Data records

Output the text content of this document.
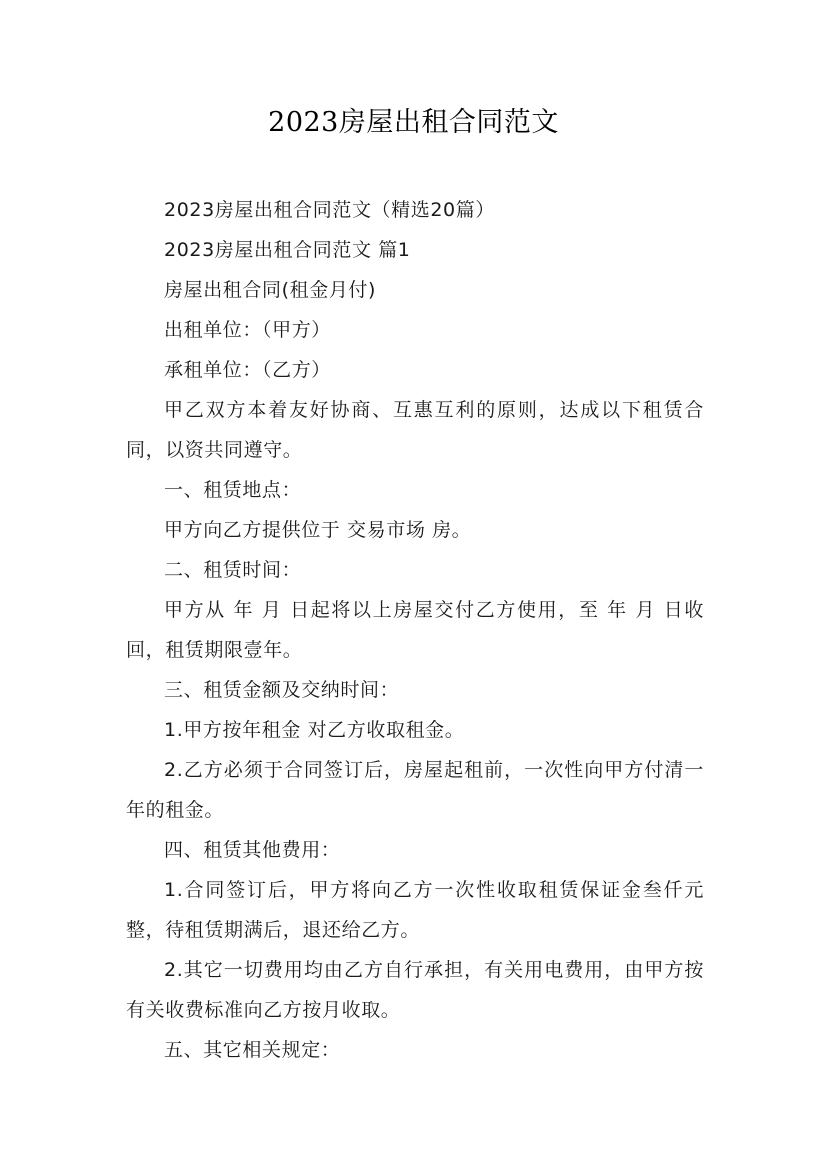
2023房屋出租合同范文

2023房屋出租合同范文（精选20篇）

2023房屋出租合同范文 篇1

房屋出租合同(租金月付)

出租单位：（甲方）

承租单位：（乙方）

甲乙双方本着友好协商、互惠互利的原则，达成以下租赁合同，以资共同遵守。

一、租赁地点：

甲方向乙方提供位于 交易市场 房。

二、租赁时间：

甲方从 年 月 日起将以上房屋交付乙方使用，至 年 月 日收回，租赁期限壹年。

三、租赁金额及交纳时间：

1.甲方按年租金 对乙方收取租金。

2.乙方必须于合同签订后，房屋起租前，一次性向甲方付清一年的租金。

四、租赁其他费用：

1.合同签订后，甲方将向乙方一次性收取租赁保证金叁仟元整，待租赁期满后，退还给乙方。

2.其它一切费用均由乙方自行承担，有关用电费用，由甲方按有关收费标准向乙方按月收取。

五、其它相关规定：
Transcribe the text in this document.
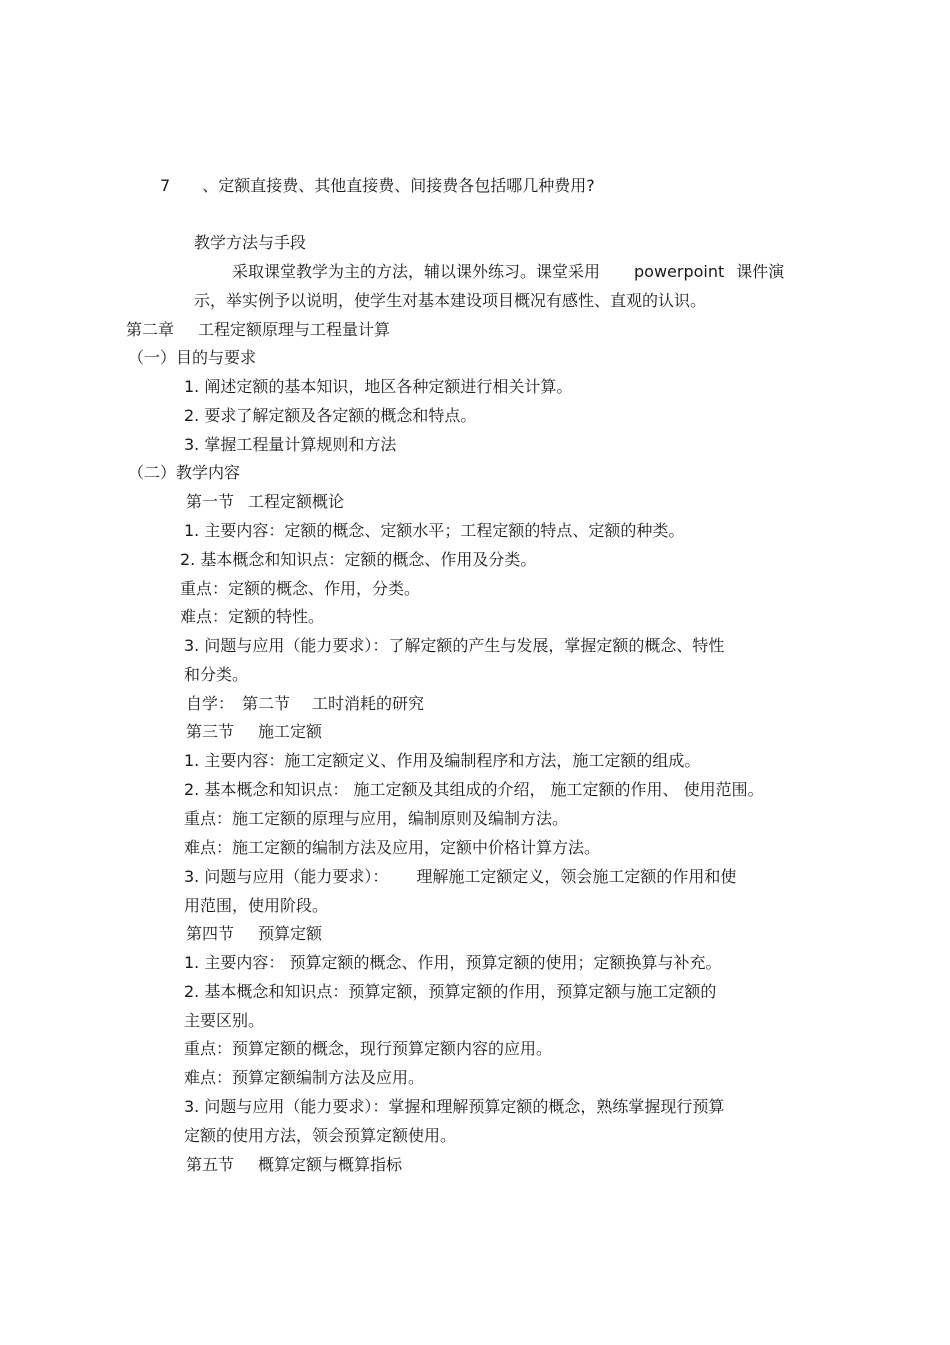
7 、定额直接费、其他直接费、间接费各包括哪几种费用?
教学方法与手段
采取课堂教学为主的方法，辅以课外练习。课堂采用 powerpoint 课件演
示，举实例予以说明，使学生对基本建设项目概况有感性、直观的认识。
第二章 工程定额原理与工程量计算
（一）目的与要求
1. 阐述定额的基本知识，地区各种定额进行相关计算。
2. 要求了解定额及各定额的概念和特点。
3. 掌握工程量计算规则和方法
（二）教学内容
第一节 工程定额概论
1. 主要内容：定额的概念、定额水平；工程定额的特点、定额的种类。
2. 基本概念和知识点：定额的概念、作用及分类。
重点：定额的概念、作用，分类。
难点：定额的特性。
3. 问题与应用（能力要求）：了解定额的产生与发展，掌握定额的概念、特性
和分类。
自学： 第二节 工时消耗的研究
第三节 施工定额
1. 主要内容：施工定额定义、作用及编制程序和方法，施工定额的组成。
2. 基本概念和知识点： 施工定额及其组成的介绍， 施工定额的作用、 使用范围。
重点：施工定额的原理与应用，编制原则及编制方法。
难点：施工定额的编制方法及应用，定额中价格计算方法。
3. 问题与应用（能力要求）： 理解施工定额定义，领会施工定额的作用和使
用范围，使用阶段。
第四节 预算定额
1. 主要内容： 预算定额的概念、作用，预算定额的使用；定额换算与补充。
2. 基本概念和知识点：预算定额，预算定额的作用，预算定额与施工定额的
主要区别。
重点：预算定额的概念，现行预算定额内容的应用。
难点：预算定额编制方法及应用。
3. 问题与应用（能力要求）：掌握和理解预算定额的概念，熟练掌握现行预算
定额的使用方法，领会预算定额使用。
第五节 概算定额与概算指标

## The exercise
The records above are to be reproduced exactly; the pictures are to be left out.

## Exercise output
Output the text content of this document.
2023房屋出租合同范文

2023房屋出租合同范文（精选20篇）

2023房屋出租合同范文 篇1

房屋出租合同(租金月付)

出租单位：（甲方）

承租单位：（乙方）

甲乙双方本着友好协商、互惠互利的原则，达成以下租赁合同，以资共同遵守。

一、租赁地点：

甲方向乙方提供位于 交易市场 房。

二、租赁时间：

甲方从 年 月 日起将以上房屋交付乙方使用，至 年 月 日收回，租赁期限壹年。

三、租赁金额及交纳时间：

1.甲方按年租金 对乙方收取租金。

2.乙方必须于合同签订后，房屋起租前，一次性向甲方付清一年的租金。

四、租赁其他费用：

1.合同签订后，甲方将向乙方一次性收取租赁保证金叁仟元整，待租赁期满后，退还给乙方。

2.其它一切费用均由乙方自行承担，有关用电费用，由甲方按有关收费标准向乙方按月收取。

五、其它相关规定：
Transcribe the text in this document.
7 、定额直接费、其他直接费、间接费各包括哪几种费用?
教学方法与手段
采取课堂教学为主的方法，辅以课外练习。课堂采用 powerpoint 课件演
示，举实例予以说明，使学生对基本建设项目概况有感性、直观的认识。
第二章 工程定额原理与工程量计算
（一）目的与要求
1. 阐述定额的基本知识，地区各种定额进行相关计算。
2. 要求了解定额及各定额的概念和特点。
3. 掌握工程量计算规则和方法
（二）教学内容
第一节 工程定额概论
1. 主要内容：定额的概念、定额水平；工程定额的特点、定额的种类。
2. 基本概念和知识点：定额的概念、作用及分类。
重点：定额的概念、作用，分类。
难点：定额的特性。
3. 问题与应用（能力要求）：了解定额的产生与发展，掌握定额的概念、特性
和分类。
自学： 第二节 工时消耗的研究
第三节 施工定额
1. 主要内容：施工定额定义、作用及编制程序和方法，施工定额的组成。
2. 基本概念和知识点： 施工定额及其组成的介绍， 施工定额的作用、 使用范围。
重点：施工定额的原理与应用，编制原则及编制方法。
难点：施工定额的编制方法及应用，定额中价格计算方法。
3. 问题与应用（能力要求）： 理解施工定额定义，领会施工定额的作用和使
用范围，使用阶段。
第四节 预算定额
1. 主要内容： 预算定额的概念、作用，预算定额的使用；定额换算与补充。
2. 基本概念和知识点：预算定额，预算定额的作用，预算定额与施工定额的
主要区别。
重点：预算定额的概念，现行预算定额内容的应用。
难点：预算定额编制方法及应用。
3. 问题与应用（能力要求）：掌握和理解预算定额的概念，熟练掌握现行预算
定额的使用方法，领会预算定额使用。
第五节 概算定额与概算指标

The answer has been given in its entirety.